» What is expected
Don't copy the pictures; return every other part of the records exactly.
========================
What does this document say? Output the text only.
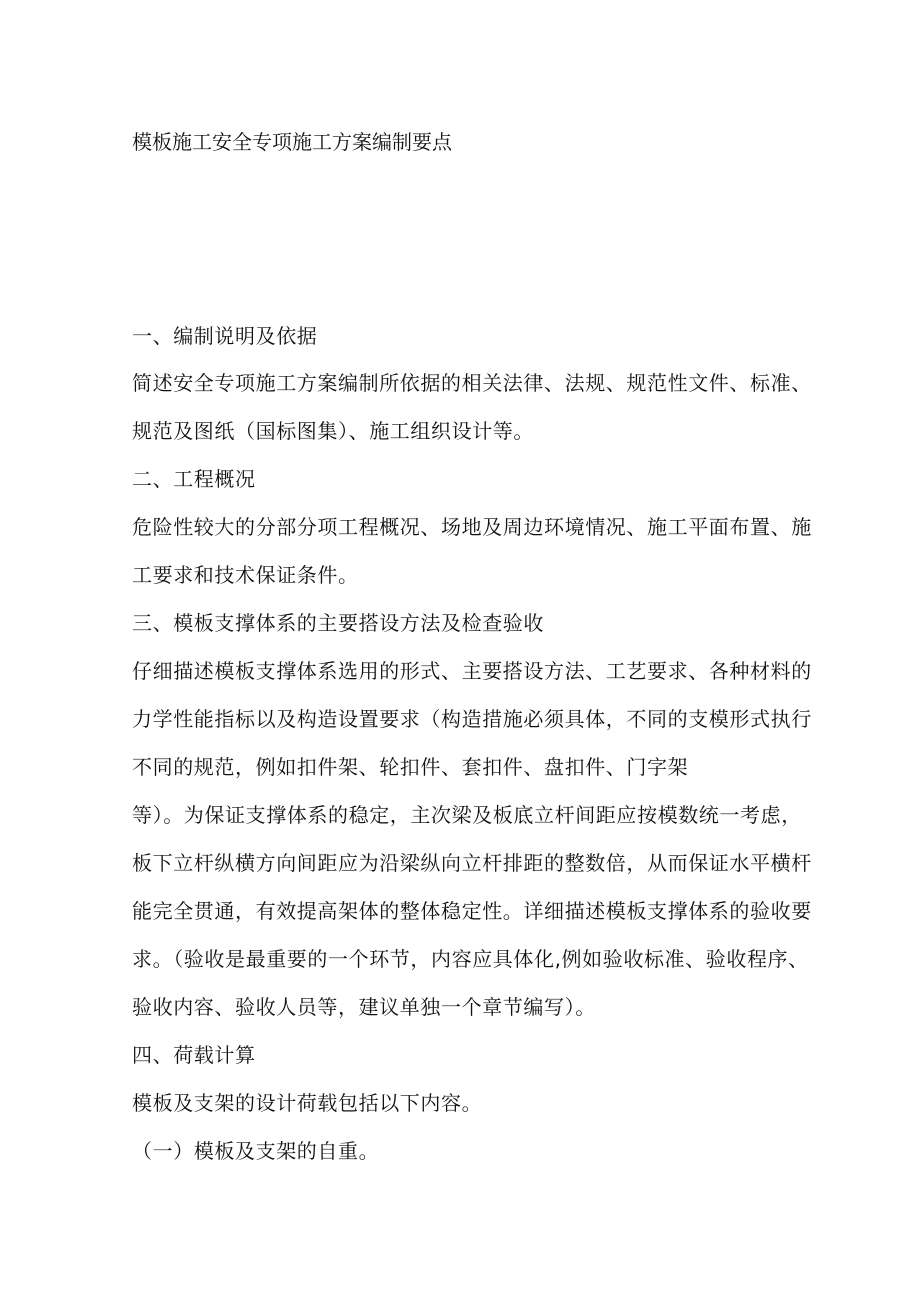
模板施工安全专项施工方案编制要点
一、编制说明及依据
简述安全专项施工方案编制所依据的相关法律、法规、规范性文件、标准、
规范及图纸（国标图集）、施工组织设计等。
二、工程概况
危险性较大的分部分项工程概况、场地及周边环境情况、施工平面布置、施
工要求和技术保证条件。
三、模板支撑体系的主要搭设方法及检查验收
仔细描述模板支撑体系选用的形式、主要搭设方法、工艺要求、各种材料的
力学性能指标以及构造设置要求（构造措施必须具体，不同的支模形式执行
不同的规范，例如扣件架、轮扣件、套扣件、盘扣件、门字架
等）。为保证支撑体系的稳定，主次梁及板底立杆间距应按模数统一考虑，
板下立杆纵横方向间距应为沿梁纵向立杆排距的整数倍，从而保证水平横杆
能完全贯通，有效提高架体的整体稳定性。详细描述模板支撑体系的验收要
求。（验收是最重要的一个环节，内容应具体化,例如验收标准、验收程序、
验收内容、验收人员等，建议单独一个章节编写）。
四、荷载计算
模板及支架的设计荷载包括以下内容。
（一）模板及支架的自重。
========================
» Completed task
What does this document say? Output the text only.
模板施工安全专项施工方案编制要点
一、编制说明及依据
简述安全专项施工方案编制所依据的相关法律、法规、规范性文件、标准、
规范及图纸（国标图集）、施工组织设计等。
二、工程概况
危险性较大的分部分项工程概况、场地及周边环境情况、施工平面布置、施
工要求和技术保证条件。
三、模板支撑体系的主要搭设方法及检查验收
仔细描述模板支撑体系选用的形式、主要搭设方法、工艺要求、各种材料的
力学性能指标以及构造设置要求（构造措施必须具体，不同的支模形式执行
不同的规范，例如扣件架、轮扣件、套扣件、盘扣件、门字架
等）。为保证支撑体系的稳定，主次梁及板底立杆间距应按模数统一考虑，
板下立杆纵横方向间距应为沿梁纵向立杆排距的整数倍，从而保证水平横杆
能完全贯通，有效提高架体的整体稳定性。详细描述模板支撑体系的验收要
求。（验收是最重要的一个环节，内容应具体化,例如验收标准、验收程序、
验收内容、验收人员等，建议单独一个章节编写）。
四、荷载计算
模板及支架的设计荷载包括以下内容。
（一）模板及支架的自重。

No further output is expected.